'''
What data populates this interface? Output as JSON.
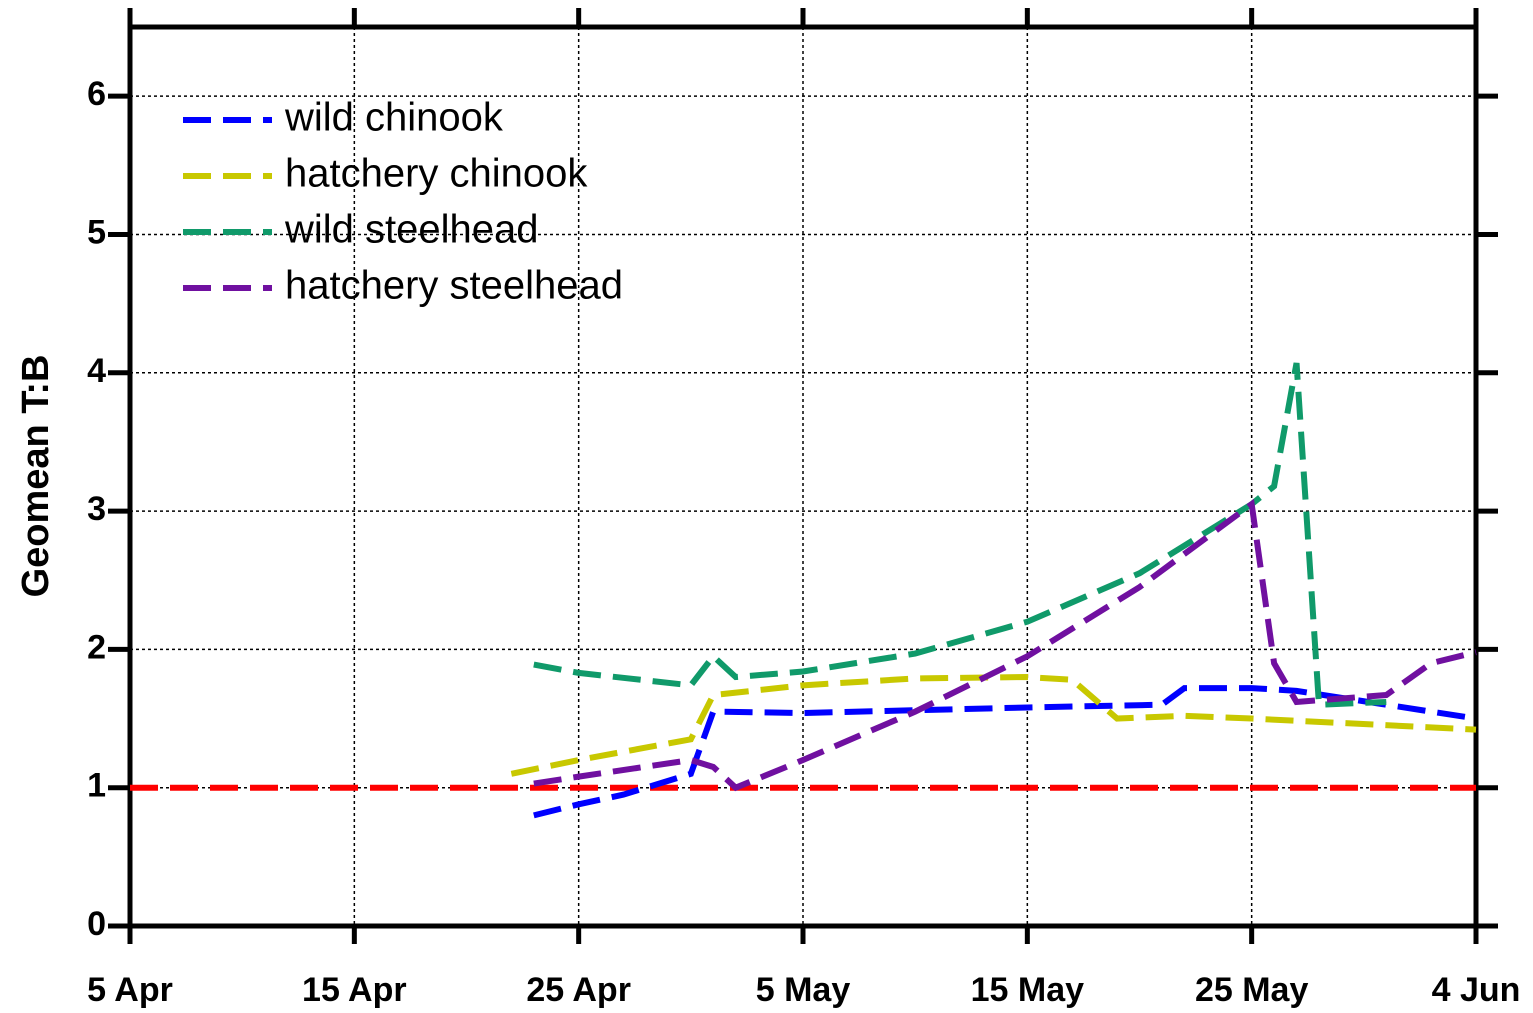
{
  "chart_data": {
    "type": "line",
    "y_label": "Geomean T:B",
    "xlim": [
      "5 Apr",
      "4 Jun"
    ],
    "xticks": [
      "5 Apr",
      "15 Apr",
      "25 Apr",
      "5 May",
      "15 May",
      "25 May",
      "4 Jun"
    ],
    "ylim": [
      0,
      6.5
    ],
    "yticks": [
      0,
      1,
      2,
      3,
      4,
      5,
      6
    ],
    "grid": true,
    "legend": "upper left",
    "reference_line": {
      "value": 1,
      "color": "#ff0000"
    },
    "series": [
      {
        "name": "wild chinook",
        "color": "#0000ff",
        "x": [
          "23 Apr",
          "25 Apr",
          "27 Apr",
          "30 Apr",
          "1 May",
          "5 May",
          "15 May",
          "21 May",
          "22 May",
          "25 May",
          "27 May",
          "4 Jun"
        ],
        "values": [
          0.8,
          0.88,
          0.95,
          1.1,
          1.55,
          1.54,
          1.58,
          1.6,
          1.72,
          1.72,
          1.7,
          1.5
        ]
      },
      {
        "name": "hatchery chinook",
        "color": "#c8c800",
        "x": [
          "22 Apr",
          "25 Apr",
          "30 Apr",
          "1 May",
          "5 May",
          "10 May",
          "15 May",
          "17 May",
          "19 May",
          "22 May",
          "25 May",
          "4 Jun"
        ],
        "values": [
          1.1,
          1.2,
          1.35,
          1.67,
          1.74,
          1.79,
          1.8,
          1.78,
          1.5,
          1.52,
          1.5,
          1.42
        ]
      },
      {
        "name": "wild steelhead",
        "color": "#109a6a",
        "x": [
          "23 Apr",
          "25 Apr",
          "30 Apr",
          "1 May",
          "2 May",
          "5 May",
          "10 May",
          "15 May",
          "20 May",
          "25 May",
          "26 May",
          "27 May",
          "28 May",
          "31 May"
        ],
        "values": [
          1.89,
          1.83,
          1.74,
          1.95,
          1.8,
          1.84,
          1.97,
          2.2,
          2.55,
          3.05,
          3.18,
          4.07,
          1.6,
          1.62
        ]
      },
      {
        "name": "hatchery steelhead",
        "color": "#7010a0",
        "x": [
          "23 Apr",
          "25 Apr",
          "30 Apr",
          "1 May",
          "2 May",
          "5 May",
          "10 May",
          "15 May",
          "20 May",
          "25 May",
          "26 May",
          "27 May",
          "31 May",
          "2 Jun",
          "4 Jun"
        ],
        "values": [
          1.03,
          1.08,
          1.2,
          1.15,
          1.0,
          1.2,
          1.55,
          1.95,
          2.45,
          3.05,
          1.9,
          1.62,
          1.67,
          1.9,
          1.98
        ]
      }
    ]
  }
}
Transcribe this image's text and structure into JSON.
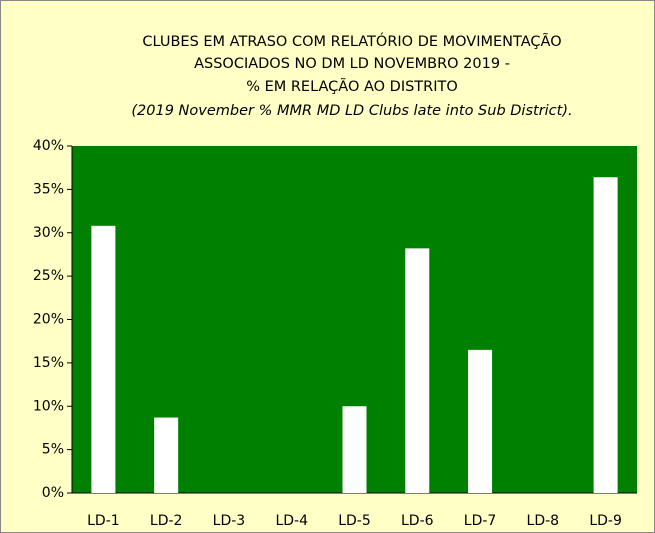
{
  "chart_data": {
    "type": "bar",
    "title": [
      "CLUBES EM ATRASO COM RELATÓRIO DE MOVIMENTAÇÃO",
      "ASSOCIADOS NO DM LD  NOVEMBRO 2019  -",
      "%  EM RELAÇÃO AO DISTRITO",
      "(2019 November % MMR MD LD Clubs late into Sub District)."
    ],
    "categories": [
      "LD-1",
      "LD-2",
      "LD-3",
      "LD-4",
      "LD-5",
      "LD-6",
      "LD-7",
      "LD-8",
      "LD-9"
    ],
    "values": [
      30.8,
      8.7,
      0,
      0,
      10,
      28.2,
      16.5,
      0,
      36.4
    ],
    "color": "#ffffff",
    "plot_background": "#008000",
    "ylim": [
      0,
      40
    ],
    "yticks": [
      {
        "value": 0,
        "label": "0%"
      },
      {
        "value": 5,
        "label": "5%"
      },
      {
        "value": 10,
        "label": "10%"
      },
      {
        "value": 15,
        "label": "15%"
      },
      {
        "value": 20,
        "label": "20%"
      },
      {
        "value": 25,
        "label": "25%"
      },
      {
        "value": 30,
        "label": "30%"
      },
      {
        "value": 35,
        "label": "35%"
      },
      {
        "value": 40,
        "label": "40%"
      }
    ]
  }
}
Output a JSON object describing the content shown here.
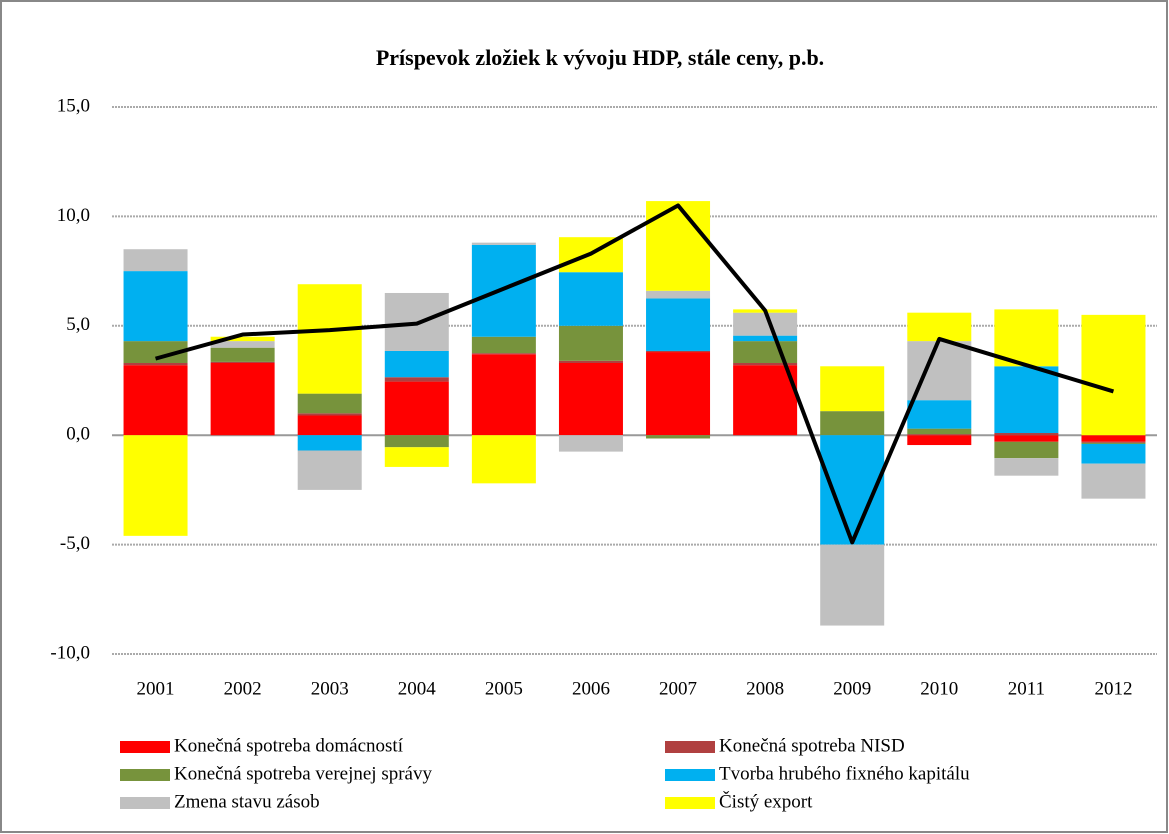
{
  "chart_data": {
    "type": "stacked_bar_line",
    "title": "Príspevok zložiek k vývoju HDP, stále ceny, p.b.",
    "categories": [
      "2001",
      "2002",
      "2003",
      "2004",
      "2005",
      "2006",
      "2007",
      "2008",
      "2009",
      "2010",
      "2011",
      "2012"
    ],
    "series": [
      {
        "name": "Konečná spotreba domácností",
        "color": "#ff0000",
        "values": [
          3.2,
          3.3,
          0.9,
          2.45,
          3.7,
          3.3,
          3.8,
          3.2,
          0,
          -0.45,
          -0.3,
          -0.3
        ]
      },
      {
        "name": "Konečná spotreba NISD",
        "color": "#b04040",
        "values": [
          0.1,
          0.05,
          0.1,
          0.2,
          0.05,
          0.1,
          0.05,
          0.1,
          0,
          0.05,
          0.1,
          -0.05
        ]
      },
      {
        "name": "Konečná spotreba verejnej správy",
        "color": "#77933c",
        "values": [
          1.0,
          0.65,
          0.9,
          -0.55,
          0.75,
          1.6,
          -0.15,
          1.0,
          1.1,
          0.25,
          -0.75,
          -0.05
        ]
      },
      {
        "name": "Tvorba hrubého fixného kapitálu",
        "color": "#00b0f0",
        "values": [
          3.2,
          0,
          -0.7,
          1.2,
          4.2,
          2.45,
          2.4,
          0.25,
          -5.0,
          1.3,
          3.05,
          -0.9
        ]
      },
      {
        "name": "Zmena stavu zásob",
        "color": "#c0c0c0",
        "values": [
          1.0,
          0.3,
          -1.8,
          2.65,
          0.1,
          -0.75,
          0.35,
          1.05,
          -3.7,
          2.7,
          -0.8,
          -1.6
        ]
      },
      {
        "name": "Čistý export",
        "color": "#ffff00",
        "values": [
          -4.6,
          0.2,
          5.0,
          -0.9,
          -2.2,
          1.6,
          4.1,
          0.15,
          2.05,
          1.3,
          2.6,
          5.5
        ]
      }
    ],
    "line": {
      "color": "#000000",
      "values": [
        3.5,
        4.6,
        4.8,
        5.1,
        6.7,
        8.3,
        10.5,
        5.7,
        -4.9,
        4.4,
        3.2,
        2.0
      ]
    },
    "ylim": [
      -10,
      15
    ],
    "yticks": [
      {
        "value": -10,
        "label": "-10,0"
      },
      {
        "value": -5,
        "label": "-5,0"
      },
      {
        "value": 0,
        "label": "0,0"
      },
      {
        "value": 5,
        "label": "5,0"
      },
      {
        "value": 10,
        "label": "10,0"
      },
      {
        "value": 15,
        "label": "15,0"
      }
    ],
    "grid": true
  }
}
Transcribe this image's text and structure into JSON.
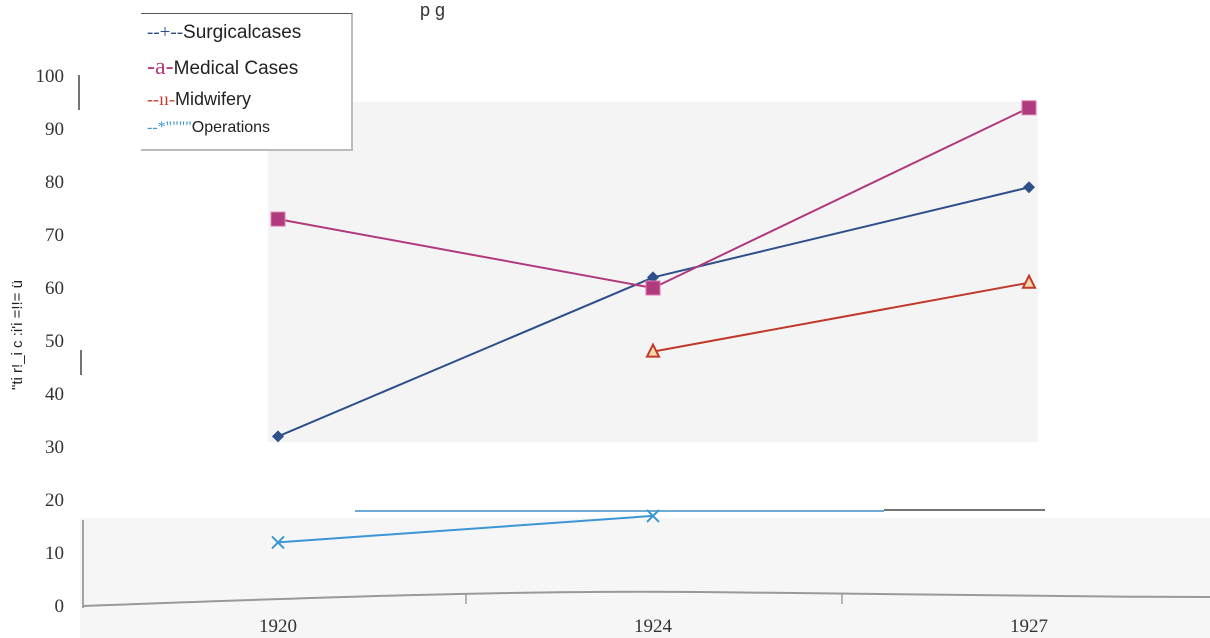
{
  "chart_data": {
    "type": "line",
    "title": "p         g",
    "ylabel": "\"ti r!_i c :i'i =!!= ü",
    "categories": [
      "1920",
      "1924",
      "1927"
    ],
    "y_ticks": [
      "0",
      "10",
      "20",
      "30",
      "40",
      "50",
      "60",
      "70",
      "80",
      "90",
      "100"
    ],
    "ylim": [
      0,
      100
    ],
    "legend_position": "top-left",
    "series": [
      {
        "name": "Surgicalcases",
        "marker_label": "--+--",
        "color": "#2f4f8a",
        "marker": "diamond",
        "values": [
          32,
          62,
          79
        ]
      },
      {
        "name": "Medical Cases",
        "marker_label": "-a-",
        "color": "#b03a7e",
        "marker": "square",
        "values": [
          73,
          60,
          94
        ]
      },
      {
        "name": "Midwifery",
        "marker_label": "--ıı-",
        "color": "#c0392b",
        "marker": "triangle",
        "values": [
          null,
          48,
          61
        ]
      },
      {
        "name": "Operations",
        "marker_label": "--*\"\"\"\"",
        "color": "#3a96d4",
        "marker": "x",
        "values": [
          12,
          17,
          null
        ]
      }
    ]
  }
}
'''
◆ Stated task: Pick out the lines containing the word "JSON" and show them.

◆ Result for this task:
What data populates this interface? Output as JSON.
Transcribe this image's text and structure into JSON.
Output a JSON object describing the content shown here.
Transcribe this image's text and structure into JSON.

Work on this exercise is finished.